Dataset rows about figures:
* * *

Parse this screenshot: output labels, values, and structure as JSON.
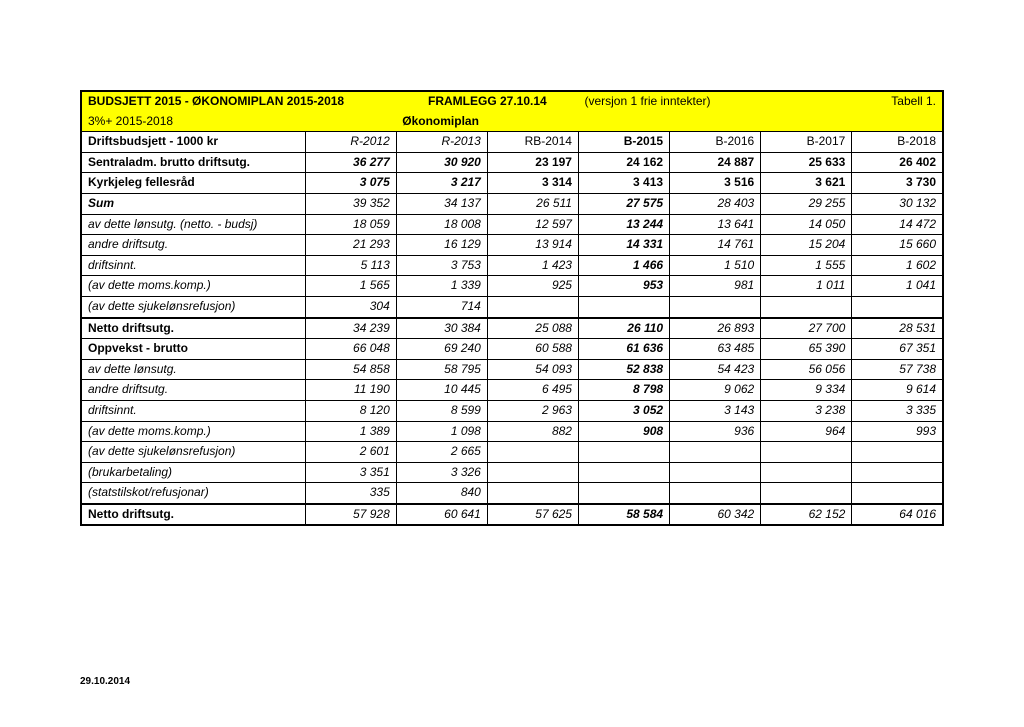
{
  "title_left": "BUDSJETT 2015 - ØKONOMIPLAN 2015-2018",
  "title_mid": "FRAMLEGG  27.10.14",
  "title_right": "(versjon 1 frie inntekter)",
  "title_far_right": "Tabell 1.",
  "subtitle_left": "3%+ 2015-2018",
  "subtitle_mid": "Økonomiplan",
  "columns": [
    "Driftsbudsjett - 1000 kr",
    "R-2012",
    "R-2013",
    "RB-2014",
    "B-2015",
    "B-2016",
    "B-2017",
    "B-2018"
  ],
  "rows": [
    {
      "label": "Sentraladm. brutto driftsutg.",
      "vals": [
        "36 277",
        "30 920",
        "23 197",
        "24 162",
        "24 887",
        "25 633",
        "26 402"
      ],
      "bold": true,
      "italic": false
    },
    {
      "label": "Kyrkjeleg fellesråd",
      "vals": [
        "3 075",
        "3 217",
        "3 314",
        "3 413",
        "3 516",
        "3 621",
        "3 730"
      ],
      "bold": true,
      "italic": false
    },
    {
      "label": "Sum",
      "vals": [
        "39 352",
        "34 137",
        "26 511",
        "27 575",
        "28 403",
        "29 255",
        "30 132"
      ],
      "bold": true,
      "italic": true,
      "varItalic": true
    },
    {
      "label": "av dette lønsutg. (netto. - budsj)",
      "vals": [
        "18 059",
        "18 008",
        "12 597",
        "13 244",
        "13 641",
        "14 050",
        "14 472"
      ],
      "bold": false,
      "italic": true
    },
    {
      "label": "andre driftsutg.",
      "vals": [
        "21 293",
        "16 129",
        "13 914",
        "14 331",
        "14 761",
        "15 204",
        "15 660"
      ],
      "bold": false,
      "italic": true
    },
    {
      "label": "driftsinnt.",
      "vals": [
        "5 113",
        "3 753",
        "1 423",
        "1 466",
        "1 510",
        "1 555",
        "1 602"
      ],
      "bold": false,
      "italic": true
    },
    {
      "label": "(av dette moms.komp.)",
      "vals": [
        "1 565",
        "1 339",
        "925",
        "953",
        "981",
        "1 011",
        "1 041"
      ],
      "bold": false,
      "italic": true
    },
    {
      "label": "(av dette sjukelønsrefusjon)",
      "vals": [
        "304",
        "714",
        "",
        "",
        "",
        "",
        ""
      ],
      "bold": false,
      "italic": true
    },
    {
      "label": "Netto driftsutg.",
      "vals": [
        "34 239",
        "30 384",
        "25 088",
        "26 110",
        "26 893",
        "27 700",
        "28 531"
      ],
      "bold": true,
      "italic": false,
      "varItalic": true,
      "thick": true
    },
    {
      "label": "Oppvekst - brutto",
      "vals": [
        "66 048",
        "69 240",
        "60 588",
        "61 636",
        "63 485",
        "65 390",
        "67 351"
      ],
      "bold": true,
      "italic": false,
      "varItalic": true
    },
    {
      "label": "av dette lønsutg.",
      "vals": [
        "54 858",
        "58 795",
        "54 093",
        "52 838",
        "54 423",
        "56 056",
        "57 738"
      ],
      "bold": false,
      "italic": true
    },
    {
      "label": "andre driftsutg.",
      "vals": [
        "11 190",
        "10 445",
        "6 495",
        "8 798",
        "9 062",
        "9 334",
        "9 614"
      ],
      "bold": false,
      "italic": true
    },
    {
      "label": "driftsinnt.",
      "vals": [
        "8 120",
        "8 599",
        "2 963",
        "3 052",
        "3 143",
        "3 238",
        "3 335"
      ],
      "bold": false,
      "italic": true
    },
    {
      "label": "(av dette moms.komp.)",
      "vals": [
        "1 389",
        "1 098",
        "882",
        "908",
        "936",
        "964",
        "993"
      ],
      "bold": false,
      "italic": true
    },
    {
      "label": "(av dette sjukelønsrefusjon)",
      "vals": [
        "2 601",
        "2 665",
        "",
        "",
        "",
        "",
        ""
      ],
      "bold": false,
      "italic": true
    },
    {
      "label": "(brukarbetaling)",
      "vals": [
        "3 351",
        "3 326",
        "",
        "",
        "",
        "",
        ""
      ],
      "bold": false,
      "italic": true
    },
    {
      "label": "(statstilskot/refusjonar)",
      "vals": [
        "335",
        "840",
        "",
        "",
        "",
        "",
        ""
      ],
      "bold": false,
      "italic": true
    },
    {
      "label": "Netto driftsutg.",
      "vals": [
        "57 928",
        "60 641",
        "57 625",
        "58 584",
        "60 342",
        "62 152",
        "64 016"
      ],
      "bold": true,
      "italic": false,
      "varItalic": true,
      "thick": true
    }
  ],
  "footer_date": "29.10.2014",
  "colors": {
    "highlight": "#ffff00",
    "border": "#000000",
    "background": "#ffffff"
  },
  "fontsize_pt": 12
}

* * *

Your objective: Repeat the material above word for word and skip every image in it.

Final result:
Parse this screenshot: output labels, values, and structure as JSON.
{
  "title_left": "BUDSJETT 2015 - ØKONOMIPLAN 2015-2018",
  "title_mid": "FRAMLEGG  27.10.14",
  "title_right": "(versjon 1 frie inntekter)",
  "title_far_right": "Tabell 1.",
  "subtitle_left": "3%+ 2015-2018",
  "subtitle_mid": "Økonomiplan",
  "columns": [
    "Driftsbudsjett - 1000 kr",
    "R-2012",
    "R-2013",
    "RB-2014",
    "B-2015",
    "B-2016",
    "B-2017",
    "B-2018"
  ],
  "rows": [
    {
      "label": "Sentraladm. brutto driftsutg.",
      "vals": [
        "36 277",
        "30 920",
        "23 197",
        "24 162",
        "24 887",
        "25 633",
        "26 402"
      ],
      "bold": true,
      "italic": false
    },
    {
      "label": "Kyrkjeleg fellesråd",
      "vals": [
        "3 075",
        "3 217",
        "3 314",
        "3 413",
        "3 516",
        "3 621",
        "3 730"
      ],
      "bold": true,
      "italic": false
    },
    {
      "label": "Sum",
      "vals": [
        "39 352",
        "34 137",
        "26 511",
        "27 575",
        "28 403",
        "29 255",
        "30 132"
      ],
      "bold": true,
      "italic": true,
      "varItalic": true
    },
    {
      "label": "av dette lønsutg. (netto. - budsj)",
      "vals": [
        "18 059",
        "18 008",
        "12 597",
        "13 244",
        "13 641",
        "14 050",
        "14 472"
      ],
      "bold": false,
      "italic": true
    },
    {
      "label": "andre driftsutg.",
      "vals": [
        "21 293",
        "16 129",
        "13 914",
        "14 331",
        "14 761",
        "15 204",
        "15 660"
      ],
      "bold": false,
      "italic": true
    },
    {
      "label": "driftsinnt.",
      "vals": [
        "5 113",
        "3 753",
        "1 423",
        "1 466",
        "1 510",
        "1 555",
        "1 602"
      ],
      "bold": false,
      "italic": true
    },
    {
      "label": "(av dette moms.komp.)",
      "vals": [
        "1 565",
        "1 339",
        "925",
        "953",
        "981",
        "1 011",
        "1 041"
      ],
      "bold": false,
      "italic": true
    },
    {
      "label": "(av dette sjukelønsrefusjon)",
      "vals": [
        "304",
        "714",
        "",
        "",
        "",
        "",
        ""
      ],
      "bold": false,
      "italic": true
    },
    {
      "label": "Netto driftsutg.",
      "vals": [
        "34 239",
        "30 384",
        "25 088",
        "26 110",
        "26 893",
        "27 700",
        "28 531"
      ],
      "bold": true,
      "italic": false,
      "varItalic": true,
      "thick": true
    },
    {
      "label": "Oppvekst - brutto",
      "vals": [
        "66 048",
        "69 240",
        "60 588",
        "61 636",
        "63 485",
        "65 390",
        "67 351"
      ],
      "bold": true,
      "italic": false,
      "varItalic": true
    },
    {
      "label": "av dette lønsutg.",
      "vals": [
        "54 858",
        "58 795",
        "54 093",
        "52 838",
        "54 423",
        "56 056",
        "57 738"
      ],
      "bold": false,
      "italic": true
    },
    {
      "label": "andre driftsutg.",
      "vals": [
        "11 190",
        "10 445",
        "6 495",
        "8 798",
        "9 062",
        "9 334",
        "9 614"
      ],
      "bold": false,
      "italic": true
    },
    {
      "label": "driftsinnt.",
      "vals": [
        "8 120",
        "8 599",
        "2 963",
        "3 052",
        "3 143",
        "3 238",
        "3 335"
      ],
      "bold": false,
      "italic": true
    },
    {
      "label": "(av dette moms.komp.)",
      "vals": [
        "1 389",
        "1 098",
        "882",
        "908",
        "936",
        "964",
        "993"
      ],
      "bold": false,
      "italic": true
    },
    {
      "label": "(av dette sjukelønsrefusjon)",
      "vals": [
        "2 601",
        "2 665",
        "",
        "",
        "",
        "",
        ""
      ],
      "bold": false,
      "italic": true
    },
    {
      "label": "(brukarbetaling)",
      "vals": [
        "3 351",
        "3 326",
        "",
        "",
        "",
        "",
        ""
      ],
      "bold": false,
      "italic": true
    },
    {
      "label": "(statstilskot/refusjonar)",
      "vals": [
        "335",
        "840",
        "",
        "",
        "",
        "",
        ""
      ],
      "bold": false,
      "italic": true
    },
    {
      "label": "Netto driftsutg.",
      "vals": [
        "57 928",
        "60 641",
        "57 625",
        "58 584",
        "60 342",
        "62 152",
        "64 016"
      ],
      "bold": true,
      "italic": false,
      "varItalic": true,
      "thick": true
    }
  ],
  "footer_date": "29.10.2014",
  "colors": {
    "highlight": "#ffff00",
    "border": "#000000",
    "background": "#ffffff"
  },
  "fontsize_pt": 12
}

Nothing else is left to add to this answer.